> **Your tasks**
a) List every organization or website named in the 2016 election analysis.
b) Resume the 2016 presidential election analysis after its last sentence.

> **Passage shown**
━━━━━━━━

Final 2016 Presidential Election Analysis

Photos courtesy of Wikipedia.

With this year’s election ending in just five days, last-ditch efforts to attack and discredit both presidential candidates have saturated the media. The candidates themselves have quickly capitalized on these issues, giving airtime in their speeches to even the slightest of their opponent’s mistakes. This list aims to present long-standing major issues in both campaigns that have yet to be resolved.

Hillary Clinton

Last October, over 50,000 pages of emails hacked from the account of Hillary Clinton’s campaign chair were posted on WikiLeaks. Major media outlets like CNN were to report on the leak’s contents, and a writer at the New York Times argued that such a massive release of information does not give journalists an obligation to read through it. More conservative-leaning organizations, like Fox News, have given consistent front-page coverage to the issue on their websites, showing a clear political divide in media attention.

━━━━━━━━

> **Document understanding data**
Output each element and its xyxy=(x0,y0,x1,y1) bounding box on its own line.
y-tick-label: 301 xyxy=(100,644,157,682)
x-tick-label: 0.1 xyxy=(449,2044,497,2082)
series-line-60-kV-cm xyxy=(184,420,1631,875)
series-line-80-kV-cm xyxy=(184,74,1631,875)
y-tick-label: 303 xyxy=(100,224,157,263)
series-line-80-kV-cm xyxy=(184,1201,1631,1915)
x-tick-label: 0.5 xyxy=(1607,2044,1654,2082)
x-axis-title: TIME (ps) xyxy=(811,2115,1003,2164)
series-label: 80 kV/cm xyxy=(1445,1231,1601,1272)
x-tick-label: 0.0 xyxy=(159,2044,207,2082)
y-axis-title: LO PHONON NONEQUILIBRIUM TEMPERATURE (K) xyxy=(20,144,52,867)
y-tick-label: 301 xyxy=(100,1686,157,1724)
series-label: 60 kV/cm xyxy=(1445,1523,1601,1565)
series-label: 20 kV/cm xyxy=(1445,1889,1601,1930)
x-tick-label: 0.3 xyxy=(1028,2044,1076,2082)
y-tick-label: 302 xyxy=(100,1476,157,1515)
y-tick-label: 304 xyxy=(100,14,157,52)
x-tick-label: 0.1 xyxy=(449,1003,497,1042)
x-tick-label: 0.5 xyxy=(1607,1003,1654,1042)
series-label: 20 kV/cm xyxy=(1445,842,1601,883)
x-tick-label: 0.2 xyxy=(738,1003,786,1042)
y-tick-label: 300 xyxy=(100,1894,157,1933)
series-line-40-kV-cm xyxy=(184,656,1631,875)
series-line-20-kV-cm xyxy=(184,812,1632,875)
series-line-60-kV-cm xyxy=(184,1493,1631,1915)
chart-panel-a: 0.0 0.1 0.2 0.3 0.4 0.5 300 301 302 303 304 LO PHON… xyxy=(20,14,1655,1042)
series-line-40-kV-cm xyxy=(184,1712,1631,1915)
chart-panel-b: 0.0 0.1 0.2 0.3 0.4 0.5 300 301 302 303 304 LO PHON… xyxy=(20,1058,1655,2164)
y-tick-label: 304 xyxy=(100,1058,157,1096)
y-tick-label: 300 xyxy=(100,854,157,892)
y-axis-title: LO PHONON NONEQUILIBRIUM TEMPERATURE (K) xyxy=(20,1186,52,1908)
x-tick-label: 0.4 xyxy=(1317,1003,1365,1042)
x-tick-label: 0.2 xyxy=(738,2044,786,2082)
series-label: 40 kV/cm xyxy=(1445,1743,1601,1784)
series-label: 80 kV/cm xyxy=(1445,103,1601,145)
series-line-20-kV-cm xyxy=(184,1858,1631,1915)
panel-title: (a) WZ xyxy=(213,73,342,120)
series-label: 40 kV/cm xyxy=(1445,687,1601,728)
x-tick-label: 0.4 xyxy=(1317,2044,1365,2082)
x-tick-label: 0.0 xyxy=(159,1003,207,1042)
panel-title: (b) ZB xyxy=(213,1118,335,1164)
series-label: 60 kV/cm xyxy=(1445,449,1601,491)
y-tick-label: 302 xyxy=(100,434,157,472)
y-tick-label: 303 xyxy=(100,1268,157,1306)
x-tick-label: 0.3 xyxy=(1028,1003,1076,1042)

━━━━━━━━

> **Activity answers**
a) Wikipedia, WikiLeaks, CNN, the New York Times, Fox News

b)
The FBI threw Clinton a curveball on Oct. 28, when a new batch of emails surfaced in possible connection to her past use of a private server. During the Bureau’s investigation of disgraced former congressman Anthony Weiner, they discovered that Huma Abedin, a close aide to Clinton and Weiner’s wife, had used his laptop to send emails to Clinton. These emails are now under FBI scrutiny to determine whether they contained classified information, but both the content of these emails and how many of them are being examined have yet to be released.

According to Pollster, an aggregate of over 360 polls from 43 sources, Clinton leads in the polls at 47.8 percent of the vote to Trump’s 41.9 percent. Other candidates, including Gary Johnson and Jill Stein, total at 4.6 percent of the vote, while undecided voters are 5.7 percent of those surveyed.

Donald Trump

Though the 2005 Access Hollywood recording of Donald Trump was leaked almost four weeks ago, the candidate is still under fire from women accusing him of sexual assault in the past. Trump’s most recent accusers are Ninni Laaksonen, a former Miss Finland who claimed on Oct. 28 that the candidate groped her backstage on “The Late Show” with David Letterman; and Jessica Drake, an adult film actress who on Oct. 21 said that Trump kissed her without consent and offered her money for sex at a golf tournament. Counting Laaksonen and Drake, 12 women have accused Trump of sexual assault since the recording was leaked.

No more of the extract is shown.